Collected data:
# # #

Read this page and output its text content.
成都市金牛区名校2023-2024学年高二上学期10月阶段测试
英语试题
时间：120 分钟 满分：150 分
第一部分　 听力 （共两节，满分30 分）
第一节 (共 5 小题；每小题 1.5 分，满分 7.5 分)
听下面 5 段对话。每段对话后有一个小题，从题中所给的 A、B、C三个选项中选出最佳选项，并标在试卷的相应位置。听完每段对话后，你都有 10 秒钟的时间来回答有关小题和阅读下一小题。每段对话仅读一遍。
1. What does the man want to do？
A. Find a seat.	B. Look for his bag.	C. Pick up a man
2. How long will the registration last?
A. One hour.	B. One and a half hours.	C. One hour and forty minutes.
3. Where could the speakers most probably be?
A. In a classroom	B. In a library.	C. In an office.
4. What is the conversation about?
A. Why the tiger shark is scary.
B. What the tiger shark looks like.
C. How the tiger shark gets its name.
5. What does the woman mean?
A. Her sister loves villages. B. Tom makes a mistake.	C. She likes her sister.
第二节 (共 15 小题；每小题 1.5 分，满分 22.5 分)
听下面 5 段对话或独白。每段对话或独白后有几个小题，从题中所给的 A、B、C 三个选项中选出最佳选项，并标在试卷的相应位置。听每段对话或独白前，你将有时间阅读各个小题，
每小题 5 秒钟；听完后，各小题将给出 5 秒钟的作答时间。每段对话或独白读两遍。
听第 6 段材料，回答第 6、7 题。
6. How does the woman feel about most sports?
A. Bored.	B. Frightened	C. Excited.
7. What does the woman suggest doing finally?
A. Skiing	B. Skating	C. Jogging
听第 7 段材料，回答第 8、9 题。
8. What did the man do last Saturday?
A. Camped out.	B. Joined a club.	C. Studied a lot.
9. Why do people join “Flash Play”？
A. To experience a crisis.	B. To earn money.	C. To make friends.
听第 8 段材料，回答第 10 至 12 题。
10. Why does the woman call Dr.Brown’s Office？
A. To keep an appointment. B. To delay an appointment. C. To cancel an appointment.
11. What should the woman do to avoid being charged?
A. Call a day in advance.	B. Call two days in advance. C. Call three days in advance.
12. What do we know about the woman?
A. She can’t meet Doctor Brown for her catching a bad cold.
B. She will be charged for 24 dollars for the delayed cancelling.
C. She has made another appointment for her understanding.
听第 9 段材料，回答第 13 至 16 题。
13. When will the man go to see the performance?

# # #

Set down all of the records shown above once more, exactly.

Read this page and output its text content.
成都市金牛区名校2023-2024学年高二上学期10月阶段测试
英语试题
时间：120 分钟 满分：150 分
第一部分　 听力 （共两节，满分30 分）
第一节 (共 5 小题；每小题 1.5 分，满分 7.5 分)
听下面 5 段对话。每段对话后有一个小题，从题中所给的 A、B、C三个选项中选出最佳选项，并标在试卷的相应位置。听完每段对话后，你都有 10 秒钟的时间来回答有关小题和阅读下一小题。每段对话仅读一遍。
1. What does the man want to do？
A. Find a seat.	B. Look for his bag.	C. Pick up a man
2. How long will the registration last?
A. One hour.	B. One and a half hours.	C. One hour and forty minutes.
3. Where could the speakers most probably be?
A. In a classroom	B. In a library.	C. In an office.
4. What is the conversation about?
A. Why the tiger shark is scary.
B. What the tiger shark looks like.
C. How the tiger shark gets its name.
5. What does the woman mean?
A. Her sister loves villages. B. Tom makes a mistake.	C. She likes her sister.
第二节 (共 15 小题；每小题 1.5 分，满分 22.5 分)
听下面 5 段对话或独白。每段对话或独白后有几个小题，从题中所给的 A、B、C 三个选项中选出最佳选项，并标在试卷的相应位置。听每段对话或独白前，你将有时间阅读各个小题，
每小题 5 秒钟；听完后，各小题将给出 5 秒钟的作答时间。每段对话或独白读两遍。
听第 6 段材料，回答第 6、7 题。
6. How does the woman feel about most sports?
A. Bored.	B. Frightened	C. Excited.
7. What does the woman suggest doing finally?
A. Skiing	B. Skating	C. Jogging
听第 7 段材料，回答第 8、9 题。
8. What did the man do last Saturday?
A. Camped out.	B. Joined a club.	C. Studied a lot.
9. Why do people join “Flash Play”？
A. To experience a crisis.	B. To earn money.	C. To make friends.
听第 8 段材料，回答第 10 至 12 题。
10. Why does the woman call Dr.Brown’s Office？
A. To keep an appointment. B. To delay an appointment. C. To cancel an appointment.
11. What should the woman do to avoid being charged?
A. Call a day in advance.	B. Call two days in advance. C. Call three days in advance.
12. What do we know about the woman?
A. She can’t meet Doctor Brown for her catching a bad cold.
B. She will be charged for 24 dollars for the delayed cancelling.
C. She has made another appointment for her understanding.
听第 9 段材料，回答第 13 至 16 题。
13. When will the man go to see the performance?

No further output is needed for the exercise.